What you are asked to do » Locate each line holding the string "Médecins" and copy it.

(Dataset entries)
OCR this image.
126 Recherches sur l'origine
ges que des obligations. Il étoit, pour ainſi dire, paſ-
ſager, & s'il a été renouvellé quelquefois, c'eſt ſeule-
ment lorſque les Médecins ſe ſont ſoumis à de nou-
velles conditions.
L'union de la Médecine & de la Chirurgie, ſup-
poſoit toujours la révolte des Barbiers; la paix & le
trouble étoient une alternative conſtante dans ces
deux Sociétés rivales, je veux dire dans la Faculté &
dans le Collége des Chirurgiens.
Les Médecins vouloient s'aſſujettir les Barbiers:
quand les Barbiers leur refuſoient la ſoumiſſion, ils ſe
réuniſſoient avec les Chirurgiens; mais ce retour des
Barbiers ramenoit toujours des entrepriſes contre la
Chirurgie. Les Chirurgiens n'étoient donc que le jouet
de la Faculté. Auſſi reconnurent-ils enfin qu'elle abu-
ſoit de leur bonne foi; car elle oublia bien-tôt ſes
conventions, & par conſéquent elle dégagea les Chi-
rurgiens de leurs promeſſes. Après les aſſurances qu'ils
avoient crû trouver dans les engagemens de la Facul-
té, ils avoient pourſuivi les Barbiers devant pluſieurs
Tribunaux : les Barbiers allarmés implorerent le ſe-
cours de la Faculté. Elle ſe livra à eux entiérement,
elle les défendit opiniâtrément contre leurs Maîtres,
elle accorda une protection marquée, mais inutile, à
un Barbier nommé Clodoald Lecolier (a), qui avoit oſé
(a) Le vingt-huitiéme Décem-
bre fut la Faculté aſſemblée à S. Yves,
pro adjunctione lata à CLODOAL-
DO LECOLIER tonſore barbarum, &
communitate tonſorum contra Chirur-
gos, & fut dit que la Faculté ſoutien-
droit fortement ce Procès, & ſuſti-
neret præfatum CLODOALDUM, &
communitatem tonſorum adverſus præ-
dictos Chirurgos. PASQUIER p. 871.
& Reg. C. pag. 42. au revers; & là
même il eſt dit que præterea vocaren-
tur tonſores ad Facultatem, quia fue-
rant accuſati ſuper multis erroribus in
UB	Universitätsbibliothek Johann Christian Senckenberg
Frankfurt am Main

Correct result »
ment lorſque les Médecins ſe ſont ſoumis à de nou-
Les Médecins vouloient s'aſſujettir les Barbiers:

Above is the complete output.